• [Work to do] In the entries below, count every line containing "RGBA". Return the number and nothing else.

• [Working data]

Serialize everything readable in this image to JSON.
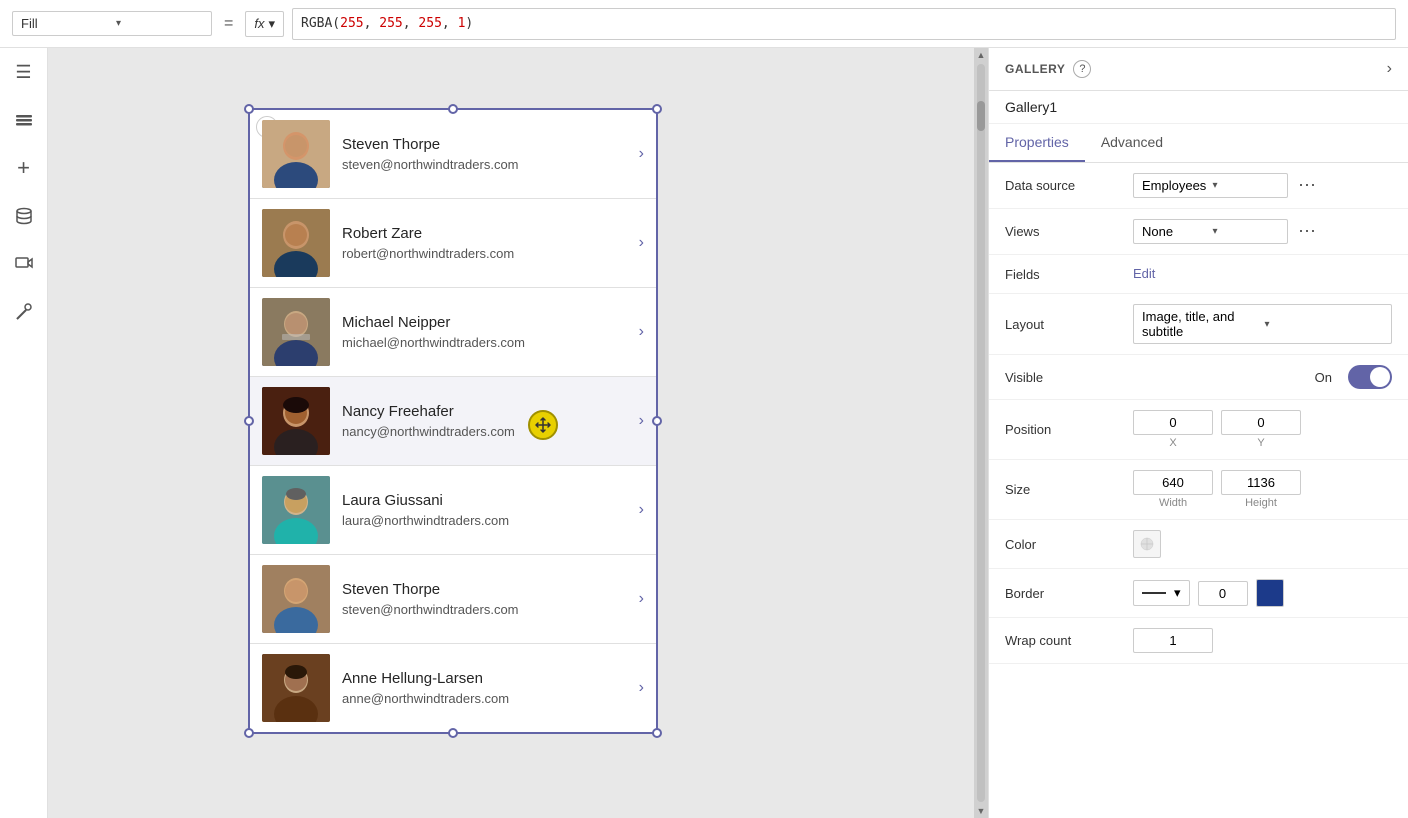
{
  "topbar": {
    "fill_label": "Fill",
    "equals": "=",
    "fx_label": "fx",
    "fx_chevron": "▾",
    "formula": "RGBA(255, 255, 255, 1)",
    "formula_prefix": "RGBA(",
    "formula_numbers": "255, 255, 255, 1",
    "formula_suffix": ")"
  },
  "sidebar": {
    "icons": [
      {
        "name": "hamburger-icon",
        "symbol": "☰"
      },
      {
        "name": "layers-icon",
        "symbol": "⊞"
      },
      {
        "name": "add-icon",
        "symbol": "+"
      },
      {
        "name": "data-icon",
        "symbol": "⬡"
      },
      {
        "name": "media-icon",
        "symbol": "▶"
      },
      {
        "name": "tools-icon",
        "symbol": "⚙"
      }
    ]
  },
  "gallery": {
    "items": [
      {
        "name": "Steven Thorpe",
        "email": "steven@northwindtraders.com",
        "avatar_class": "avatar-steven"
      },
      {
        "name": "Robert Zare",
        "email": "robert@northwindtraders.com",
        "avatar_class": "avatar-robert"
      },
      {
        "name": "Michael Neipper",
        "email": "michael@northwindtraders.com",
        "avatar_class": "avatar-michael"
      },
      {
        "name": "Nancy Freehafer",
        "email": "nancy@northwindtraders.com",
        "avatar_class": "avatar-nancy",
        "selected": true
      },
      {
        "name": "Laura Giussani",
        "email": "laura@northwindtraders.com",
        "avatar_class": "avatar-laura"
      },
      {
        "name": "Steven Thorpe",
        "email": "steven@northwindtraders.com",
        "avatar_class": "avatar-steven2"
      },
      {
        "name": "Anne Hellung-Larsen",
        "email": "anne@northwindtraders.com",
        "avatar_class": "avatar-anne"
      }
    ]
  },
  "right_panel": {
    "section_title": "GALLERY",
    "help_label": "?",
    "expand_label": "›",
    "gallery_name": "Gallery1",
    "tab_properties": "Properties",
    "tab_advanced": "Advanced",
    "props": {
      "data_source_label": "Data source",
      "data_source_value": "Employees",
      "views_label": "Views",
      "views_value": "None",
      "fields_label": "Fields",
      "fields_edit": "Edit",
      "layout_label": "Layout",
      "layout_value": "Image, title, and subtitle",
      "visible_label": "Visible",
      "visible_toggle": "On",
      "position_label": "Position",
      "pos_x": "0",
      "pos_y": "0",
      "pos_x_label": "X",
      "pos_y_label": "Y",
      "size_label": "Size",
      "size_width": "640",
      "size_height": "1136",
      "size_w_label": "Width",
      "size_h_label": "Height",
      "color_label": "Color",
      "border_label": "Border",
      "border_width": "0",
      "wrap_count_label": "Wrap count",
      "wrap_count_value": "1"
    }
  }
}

• [Answer to the problem] 2